_TO DO_: From the entries below, copy out every line with "circle" in it.

[begin SUPPLIED DATA]

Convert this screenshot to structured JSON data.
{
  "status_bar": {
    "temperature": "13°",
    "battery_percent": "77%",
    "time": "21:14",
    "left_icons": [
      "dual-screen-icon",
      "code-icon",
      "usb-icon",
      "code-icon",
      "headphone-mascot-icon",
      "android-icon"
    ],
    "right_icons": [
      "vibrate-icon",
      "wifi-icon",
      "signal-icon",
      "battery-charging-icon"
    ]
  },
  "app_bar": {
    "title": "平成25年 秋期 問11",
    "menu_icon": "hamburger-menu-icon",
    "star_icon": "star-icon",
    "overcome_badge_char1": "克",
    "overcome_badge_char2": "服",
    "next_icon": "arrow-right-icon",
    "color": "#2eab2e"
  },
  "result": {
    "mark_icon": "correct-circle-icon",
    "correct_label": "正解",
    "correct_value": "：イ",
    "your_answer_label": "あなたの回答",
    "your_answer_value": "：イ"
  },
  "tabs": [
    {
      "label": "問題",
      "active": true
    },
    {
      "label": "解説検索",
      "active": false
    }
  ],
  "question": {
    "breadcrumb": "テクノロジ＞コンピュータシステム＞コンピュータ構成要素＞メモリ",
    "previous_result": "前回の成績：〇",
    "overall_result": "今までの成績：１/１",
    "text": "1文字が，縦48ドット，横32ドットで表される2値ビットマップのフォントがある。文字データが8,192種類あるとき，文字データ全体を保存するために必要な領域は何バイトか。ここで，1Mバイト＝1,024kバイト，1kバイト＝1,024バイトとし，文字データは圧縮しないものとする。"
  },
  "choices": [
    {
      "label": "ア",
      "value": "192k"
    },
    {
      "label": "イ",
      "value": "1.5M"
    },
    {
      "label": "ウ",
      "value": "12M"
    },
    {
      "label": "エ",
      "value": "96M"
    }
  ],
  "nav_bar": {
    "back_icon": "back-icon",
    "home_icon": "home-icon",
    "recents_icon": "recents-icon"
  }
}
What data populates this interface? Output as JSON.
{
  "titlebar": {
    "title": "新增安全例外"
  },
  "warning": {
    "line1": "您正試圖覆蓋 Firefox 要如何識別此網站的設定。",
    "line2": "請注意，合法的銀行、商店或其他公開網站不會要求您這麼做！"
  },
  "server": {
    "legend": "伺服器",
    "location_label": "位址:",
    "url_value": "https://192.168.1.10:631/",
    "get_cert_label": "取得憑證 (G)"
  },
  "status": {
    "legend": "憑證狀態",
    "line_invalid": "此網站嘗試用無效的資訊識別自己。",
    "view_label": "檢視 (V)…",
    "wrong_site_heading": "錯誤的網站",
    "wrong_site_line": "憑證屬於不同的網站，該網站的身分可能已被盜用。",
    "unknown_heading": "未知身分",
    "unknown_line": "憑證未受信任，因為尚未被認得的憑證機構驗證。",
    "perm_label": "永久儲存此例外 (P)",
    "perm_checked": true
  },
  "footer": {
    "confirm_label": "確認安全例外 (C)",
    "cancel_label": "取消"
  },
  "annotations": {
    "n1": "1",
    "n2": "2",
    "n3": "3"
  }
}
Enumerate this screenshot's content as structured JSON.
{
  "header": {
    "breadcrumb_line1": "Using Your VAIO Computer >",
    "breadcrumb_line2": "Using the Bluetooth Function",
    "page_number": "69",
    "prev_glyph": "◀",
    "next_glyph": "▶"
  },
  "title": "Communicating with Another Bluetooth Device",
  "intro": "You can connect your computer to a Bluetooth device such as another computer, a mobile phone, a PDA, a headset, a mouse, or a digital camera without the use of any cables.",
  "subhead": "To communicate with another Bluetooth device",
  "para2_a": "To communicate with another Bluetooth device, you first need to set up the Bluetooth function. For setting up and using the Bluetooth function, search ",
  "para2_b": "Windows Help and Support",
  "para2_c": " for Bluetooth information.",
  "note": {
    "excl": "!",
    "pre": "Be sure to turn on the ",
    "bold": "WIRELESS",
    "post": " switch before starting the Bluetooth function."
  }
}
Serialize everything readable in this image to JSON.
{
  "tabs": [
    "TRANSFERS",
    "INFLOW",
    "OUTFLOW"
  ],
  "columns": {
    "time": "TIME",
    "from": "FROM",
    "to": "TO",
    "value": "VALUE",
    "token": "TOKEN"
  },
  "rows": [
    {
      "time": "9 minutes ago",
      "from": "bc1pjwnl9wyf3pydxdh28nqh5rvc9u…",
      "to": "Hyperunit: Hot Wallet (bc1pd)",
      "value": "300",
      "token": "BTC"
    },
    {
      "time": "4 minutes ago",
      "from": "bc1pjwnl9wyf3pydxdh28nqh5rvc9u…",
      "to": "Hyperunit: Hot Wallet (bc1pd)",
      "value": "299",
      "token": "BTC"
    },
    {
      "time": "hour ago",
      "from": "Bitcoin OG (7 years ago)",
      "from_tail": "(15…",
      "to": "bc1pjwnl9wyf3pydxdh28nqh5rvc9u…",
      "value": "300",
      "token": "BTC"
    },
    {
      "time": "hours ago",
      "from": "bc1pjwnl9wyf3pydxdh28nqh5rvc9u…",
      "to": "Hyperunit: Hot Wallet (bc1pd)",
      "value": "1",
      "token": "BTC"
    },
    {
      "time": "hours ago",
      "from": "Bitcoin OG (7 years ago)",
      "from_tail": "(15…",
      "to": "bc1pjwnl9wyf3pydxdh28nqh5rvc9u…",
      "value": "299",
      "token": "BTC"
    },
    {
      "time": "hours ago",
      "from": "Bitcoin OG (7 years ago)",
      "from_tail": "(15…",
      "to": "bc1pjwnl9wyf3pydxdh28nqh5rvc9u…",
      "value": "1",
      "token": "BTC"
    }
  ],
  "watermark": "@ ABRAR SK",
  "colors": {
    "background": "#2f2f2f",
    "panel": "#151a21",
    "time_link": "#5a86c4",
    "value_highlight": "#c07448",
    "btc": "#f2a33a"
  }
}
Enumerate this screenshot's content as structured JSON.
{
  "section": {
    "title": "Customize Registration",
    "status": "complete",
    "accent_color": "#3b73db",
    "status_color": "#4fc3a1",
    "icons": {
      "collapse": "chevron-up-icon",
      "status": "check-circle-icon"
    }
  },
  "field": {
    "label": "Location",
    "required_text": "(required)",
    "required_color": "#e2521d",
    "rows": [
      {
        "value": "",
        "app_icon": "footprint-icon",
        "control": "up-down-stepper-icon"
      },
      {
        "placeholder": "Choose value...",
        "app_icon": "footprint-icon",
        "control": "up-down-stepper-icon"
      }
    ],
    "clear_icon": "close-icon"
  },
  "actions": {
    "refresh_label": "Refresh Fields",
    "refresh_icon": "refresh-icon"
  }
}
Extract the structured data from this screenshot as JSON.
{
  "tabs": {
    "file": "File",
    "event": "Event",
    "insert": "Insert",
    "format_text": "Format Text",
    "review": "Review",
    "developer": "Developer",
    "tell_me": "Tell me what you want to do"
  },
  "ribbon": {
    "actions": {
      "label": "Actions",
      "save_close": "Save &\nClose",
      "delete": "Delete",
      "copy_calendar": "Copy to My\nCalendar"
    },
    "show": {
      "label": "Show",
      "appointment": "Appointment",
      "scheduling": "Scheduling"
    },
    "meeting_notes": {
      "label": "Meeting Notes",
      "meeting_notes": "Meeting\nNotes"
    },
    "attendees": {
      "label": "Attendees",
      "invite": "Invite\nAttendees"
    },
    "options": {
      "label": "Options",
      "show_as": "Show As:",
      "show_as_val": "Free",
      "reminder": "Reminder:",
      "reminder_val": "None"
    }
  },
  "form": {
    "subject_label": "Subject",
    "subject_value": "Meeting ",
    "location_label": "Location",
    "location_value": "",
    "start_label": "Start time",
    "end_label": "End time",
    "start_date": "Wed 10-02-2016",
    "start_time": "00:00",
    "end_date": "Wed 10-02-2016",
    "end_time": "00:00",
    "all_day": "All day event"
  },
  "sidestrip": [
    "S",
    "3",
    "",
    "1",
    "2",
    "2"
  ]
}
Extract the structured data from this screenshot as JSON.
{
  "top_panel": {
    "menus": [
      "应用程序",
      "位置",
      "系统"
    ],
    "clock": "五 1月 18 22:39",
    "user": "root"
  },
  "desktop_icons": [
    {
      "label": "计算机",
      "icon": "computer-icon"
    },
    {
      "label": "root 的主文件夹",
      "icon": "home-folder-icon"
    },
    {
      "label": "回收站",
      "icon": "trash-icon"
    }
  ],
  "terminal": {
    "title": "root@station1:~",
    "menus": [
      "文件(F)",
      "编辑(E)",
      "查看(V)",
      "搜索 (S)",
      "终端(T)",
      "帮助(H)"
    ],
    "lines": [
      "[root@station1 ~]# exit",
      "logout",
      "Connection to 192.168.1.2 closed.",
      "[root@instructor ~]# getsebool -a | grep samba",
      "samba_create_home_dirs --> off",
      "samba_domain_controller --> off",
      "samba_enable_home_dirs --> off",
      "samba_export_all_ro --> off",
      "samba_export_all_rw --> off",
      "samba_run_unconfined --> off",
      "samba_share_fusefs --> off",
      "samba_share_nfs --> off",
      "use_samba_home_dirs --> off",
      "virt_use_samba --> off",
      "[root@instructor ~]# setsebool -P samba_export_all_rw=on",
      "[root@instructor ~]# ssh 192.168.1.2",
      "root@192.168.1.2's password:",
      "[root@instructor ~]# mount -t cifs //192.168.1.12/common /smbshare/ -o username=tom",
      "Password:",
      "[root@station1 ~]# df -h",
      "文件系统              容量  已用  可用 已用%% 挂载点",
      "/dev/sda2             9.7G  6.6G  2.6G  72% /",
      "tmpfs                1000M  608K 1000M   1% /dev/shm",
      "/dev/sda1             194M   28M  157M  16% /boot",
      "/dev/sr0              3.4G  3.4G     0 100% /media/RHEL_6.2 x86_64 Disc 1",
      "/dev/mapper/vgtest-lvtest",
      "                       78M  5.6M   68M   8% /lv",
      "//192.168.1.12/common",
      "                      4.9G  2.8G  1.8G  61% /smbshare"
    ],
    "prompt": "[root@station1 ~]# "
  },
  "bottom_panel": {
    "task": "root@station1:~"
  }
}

[end SUPPLIED DATA]

_EXERCISE RESPONSE_:
    "mark_icon": "correct-circle-icon",
      "status": "check-circle-icon"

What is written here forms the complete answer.